**** Supplied records ****
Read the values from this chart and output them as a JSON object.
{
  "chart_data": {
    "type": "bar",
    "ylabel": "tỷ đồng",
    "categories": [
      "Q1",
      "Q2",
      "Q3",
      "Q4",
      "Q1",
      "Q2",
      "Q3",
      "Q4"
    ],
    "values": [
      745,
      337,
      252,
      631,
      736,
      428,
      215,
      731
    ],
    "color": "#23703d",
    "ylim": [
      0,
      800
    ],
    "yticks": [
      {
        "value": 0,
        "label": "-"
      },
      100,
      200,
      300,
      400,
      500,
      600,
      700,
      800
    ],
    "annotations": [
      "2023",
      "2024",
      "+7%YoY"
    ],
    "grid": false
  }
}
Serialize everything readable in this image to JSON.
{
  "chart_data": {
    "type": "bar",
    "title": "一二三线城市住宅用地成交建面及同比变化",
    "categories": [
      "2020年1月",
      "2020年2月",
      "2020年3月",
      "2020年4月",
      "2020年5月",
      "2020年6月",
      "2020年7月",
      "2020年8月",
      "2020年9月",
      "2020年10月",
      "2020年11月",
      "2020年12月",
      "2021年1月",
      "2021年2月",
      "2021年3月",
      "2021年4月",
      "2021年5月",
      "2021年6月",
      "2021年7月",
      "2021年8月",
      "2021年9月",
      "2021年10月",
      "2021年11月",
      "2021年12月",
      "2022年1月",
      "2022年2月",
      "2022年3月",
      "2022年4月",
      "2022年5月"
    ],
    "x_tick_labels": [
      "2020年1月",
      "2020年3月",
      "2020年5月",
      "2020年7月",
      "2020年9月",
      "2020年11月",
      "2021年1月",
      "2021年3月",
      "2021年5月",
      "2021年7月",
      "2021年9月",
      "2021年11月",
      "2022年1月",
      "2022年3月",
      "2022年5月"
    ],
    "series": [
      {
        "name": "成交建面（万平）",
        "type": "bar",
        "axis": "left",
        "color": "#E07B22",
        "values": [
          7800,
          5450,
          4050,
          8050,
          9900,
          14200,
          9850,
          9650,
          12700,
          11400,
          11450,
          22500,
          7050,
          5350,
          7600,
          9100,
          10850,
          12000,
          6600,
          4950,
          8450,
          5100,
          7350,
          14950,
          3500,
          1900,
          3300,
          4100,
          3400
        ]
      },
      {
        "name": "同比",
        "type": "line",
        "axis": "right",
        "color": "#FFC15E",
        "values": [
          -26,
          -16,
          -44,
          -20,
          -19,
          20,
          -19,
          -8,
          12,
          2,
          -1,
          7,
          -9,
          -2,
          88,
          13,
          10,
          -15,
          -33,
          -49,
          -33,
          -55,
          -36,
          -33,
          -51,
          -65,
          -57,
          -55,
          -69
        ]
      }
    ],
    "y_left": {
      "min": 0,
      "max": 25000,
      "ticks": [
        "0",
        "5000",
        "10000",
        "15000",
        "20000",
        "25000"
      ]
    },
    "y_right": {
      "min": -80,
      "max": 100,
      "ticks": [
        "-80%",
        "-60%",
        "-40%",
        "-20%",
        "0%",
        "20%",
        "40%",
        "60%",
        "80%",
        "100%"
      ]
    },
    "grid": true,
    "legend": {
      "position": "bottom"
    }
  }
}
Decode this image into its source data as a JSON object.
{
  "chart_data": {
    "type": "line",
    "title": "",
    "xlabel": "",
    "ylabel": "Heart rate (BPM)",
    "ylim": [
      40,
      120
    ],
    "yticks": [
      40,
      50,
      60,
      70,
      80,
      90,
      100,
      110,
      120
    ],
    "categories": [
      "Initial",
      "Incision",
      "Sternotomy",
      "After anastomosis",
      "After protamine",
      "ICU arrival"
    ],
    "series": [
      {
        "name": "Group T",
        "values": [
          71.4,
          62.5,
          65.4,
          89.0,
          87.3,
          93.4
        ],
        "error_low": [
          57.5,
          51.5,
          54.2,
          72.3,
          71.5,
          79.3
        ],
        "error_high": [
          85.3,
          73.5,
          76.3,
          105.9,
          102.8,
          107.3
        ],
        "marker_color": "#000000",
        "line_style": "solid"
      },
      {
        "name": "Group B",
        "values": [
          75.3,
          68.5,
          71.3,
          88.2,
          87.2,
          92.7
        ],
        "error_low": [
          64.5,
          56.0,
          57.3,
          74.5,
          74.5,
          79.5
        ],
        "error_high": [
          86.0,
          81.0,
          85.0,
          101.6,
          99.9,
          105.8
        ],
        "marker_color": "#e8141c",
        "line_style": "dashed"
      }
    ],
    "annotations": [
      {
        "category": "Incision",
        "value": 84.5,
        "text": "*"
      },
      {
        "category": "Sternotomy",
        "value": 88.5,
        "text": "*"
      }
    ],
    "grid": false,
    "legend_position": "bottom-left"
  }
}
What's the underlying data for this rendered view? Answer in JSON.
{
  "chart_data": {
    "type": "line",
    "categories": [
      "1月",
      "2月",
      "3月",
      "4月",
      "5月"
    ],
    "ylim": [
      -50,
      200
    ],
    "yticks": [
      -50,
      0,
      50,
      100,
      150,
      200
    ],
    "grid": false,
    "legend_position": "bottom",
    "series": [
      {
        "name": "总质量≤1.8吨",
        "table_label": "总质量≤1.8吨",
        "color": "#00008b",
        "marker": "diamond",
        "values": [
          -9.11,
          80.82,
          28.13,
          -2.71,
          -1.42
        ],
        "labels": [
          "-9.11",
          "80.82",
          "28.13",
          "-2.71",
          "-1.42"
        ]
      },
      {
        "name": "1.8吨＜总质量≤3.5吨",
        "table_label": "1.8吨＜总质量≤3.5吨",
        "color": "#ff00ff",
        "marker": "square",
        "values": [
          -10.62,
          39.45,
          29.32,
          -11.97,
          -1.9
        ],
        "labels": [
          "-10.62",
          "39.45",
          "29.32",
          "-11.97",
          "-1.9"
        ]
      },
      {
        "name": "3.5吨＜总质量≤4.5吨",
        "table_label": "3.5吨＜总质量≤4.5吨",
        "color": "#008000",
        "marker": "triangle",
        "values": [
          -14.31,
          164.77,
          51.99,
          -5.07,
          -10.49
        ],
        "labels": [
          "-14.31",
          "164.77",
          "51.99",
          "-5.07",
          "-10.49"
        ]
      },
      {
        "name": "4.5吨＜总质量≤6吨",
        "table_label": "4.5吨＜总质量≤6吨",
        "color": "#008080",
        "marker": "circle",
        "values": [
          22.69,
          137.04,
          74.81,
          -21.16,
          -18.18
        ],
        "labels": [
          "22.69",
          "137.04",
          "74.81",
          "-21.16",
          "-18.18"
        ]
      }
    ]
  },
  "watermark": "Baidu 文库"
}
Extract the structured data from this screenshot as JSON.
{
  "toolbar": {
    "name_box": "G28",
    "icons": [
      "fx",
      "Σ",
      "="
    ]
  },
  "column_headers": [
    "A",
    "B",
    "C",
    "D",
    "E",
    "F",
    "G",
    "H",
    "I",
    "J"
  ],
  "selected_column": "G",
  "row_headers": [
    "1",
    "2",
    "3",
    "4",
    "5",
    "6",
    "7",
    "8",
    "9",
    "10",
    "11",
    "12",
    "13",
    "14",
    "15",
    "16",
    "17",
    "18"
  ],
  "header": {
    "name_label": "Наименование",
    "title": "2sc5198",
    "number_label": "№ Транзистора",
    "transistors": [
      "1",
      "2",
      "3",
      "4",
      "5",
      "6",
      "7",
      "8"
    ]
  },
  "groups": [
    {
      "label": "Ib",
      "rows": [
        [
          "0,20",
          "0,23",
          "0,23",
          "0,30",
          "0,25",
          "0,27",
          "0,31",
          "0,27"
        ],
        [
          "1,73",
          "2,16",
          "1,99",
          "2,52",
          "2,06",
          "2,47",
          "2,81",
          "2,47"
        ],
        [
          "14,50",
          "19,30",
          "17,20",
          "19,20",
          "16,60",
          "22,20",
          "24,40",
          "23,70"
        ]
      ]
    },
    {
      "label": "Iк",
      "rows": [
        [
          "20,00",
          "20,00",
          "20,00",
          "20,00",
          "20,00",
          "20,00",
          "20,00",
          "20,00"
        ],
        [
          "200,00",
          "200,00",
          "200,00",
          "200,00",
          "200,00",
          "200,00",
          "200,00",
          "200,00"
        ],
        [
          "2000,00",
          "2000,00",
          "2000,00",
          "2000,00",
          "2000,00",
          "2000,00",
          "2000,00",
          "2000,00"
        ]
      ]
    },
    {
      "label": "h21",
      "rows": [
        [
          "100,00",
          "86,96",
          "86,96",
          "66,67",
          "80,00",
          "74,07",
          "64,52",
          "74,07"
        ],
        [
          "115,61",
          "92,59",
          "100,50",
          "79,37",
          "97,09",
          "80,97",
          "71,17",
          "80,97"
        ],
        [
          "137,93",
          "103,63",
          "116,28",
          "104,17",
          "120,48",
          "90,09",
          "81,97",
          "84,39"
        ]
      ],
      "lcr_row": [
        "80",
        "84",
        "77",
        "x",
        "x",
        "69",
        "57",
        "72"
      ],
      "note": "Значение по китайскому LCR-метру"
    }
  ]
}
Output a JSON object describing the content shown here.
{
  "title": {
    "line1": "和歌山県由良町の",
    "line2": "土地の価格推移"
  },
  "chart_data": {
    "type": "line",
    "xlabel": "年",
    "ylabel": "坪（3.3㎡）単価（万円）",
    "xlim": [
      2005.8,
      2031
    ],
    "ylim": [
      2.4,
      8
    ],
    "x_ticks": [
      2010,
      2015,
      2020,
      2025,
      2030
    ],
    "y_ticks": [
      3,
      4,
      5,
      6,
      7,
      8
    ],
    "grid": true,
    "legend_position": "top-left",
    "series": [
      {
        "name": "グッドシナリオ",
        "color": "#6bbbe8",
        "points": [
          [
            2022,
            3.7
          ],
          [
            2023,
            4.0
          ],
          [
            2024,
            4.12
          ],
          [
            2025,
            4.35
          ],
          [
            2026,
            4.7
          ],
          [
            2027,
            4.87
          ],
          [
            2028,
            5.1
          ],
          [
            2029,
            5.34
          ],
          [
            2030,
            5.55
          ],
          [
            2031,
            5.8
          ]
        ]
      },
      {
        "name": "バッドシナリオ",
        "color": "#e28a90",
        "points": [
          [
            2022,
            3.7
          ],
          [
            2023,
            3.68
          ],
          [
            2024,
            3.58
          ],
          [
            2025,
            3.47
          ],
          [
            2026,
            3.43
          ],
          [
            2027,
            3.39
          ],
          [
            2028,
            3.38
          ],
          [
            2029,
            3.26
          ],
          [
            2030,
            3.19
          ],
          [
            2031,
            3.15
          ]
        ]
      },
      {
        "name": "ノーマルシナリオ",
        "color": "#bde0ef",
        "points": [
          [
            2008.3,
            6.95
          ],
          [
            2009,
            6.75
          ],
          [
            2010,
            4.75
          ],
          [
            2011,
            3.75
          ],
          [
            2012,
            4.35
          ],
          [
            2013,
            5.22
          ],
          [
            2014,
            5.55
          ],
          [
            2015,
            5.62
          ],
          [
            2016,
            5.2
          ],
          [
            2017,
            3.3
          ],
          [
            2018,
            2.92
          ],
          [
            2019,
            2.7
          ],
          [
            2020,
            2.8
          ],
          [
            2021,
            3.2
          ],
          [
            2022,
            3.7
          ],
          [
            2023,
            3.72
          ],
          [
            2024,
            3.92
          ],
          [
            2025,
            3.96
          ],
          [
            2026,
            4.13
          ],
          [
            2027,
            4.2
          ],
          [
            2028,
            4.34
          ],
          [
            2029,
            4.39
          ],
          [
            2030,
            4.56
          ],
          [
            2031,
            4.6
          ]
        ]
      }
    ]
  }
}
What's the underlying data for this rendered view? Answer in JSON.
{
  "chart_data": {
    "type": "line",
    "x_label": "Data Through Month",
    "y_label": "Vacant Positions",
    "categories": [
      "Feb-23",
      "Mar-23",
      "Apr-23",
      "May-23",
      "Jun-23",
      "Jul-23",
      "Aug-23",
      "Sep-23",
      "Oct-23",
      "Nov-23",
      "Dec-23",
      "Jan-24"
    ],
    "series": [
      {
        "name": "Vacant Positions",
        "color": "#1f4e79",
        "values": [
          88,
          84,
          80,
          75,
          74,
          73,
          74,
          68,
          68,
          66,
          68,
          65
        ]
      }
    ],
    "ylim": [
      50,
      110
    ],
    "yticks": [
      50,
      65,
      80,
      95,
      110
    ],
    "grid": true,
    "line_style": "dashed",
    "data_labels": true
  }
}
****
Directions –
Gather from the entries above all lines that include the string "Positions".

Exercise answer –
    "y_label": "Vacant Positions",
        "name": "Vacant Positions",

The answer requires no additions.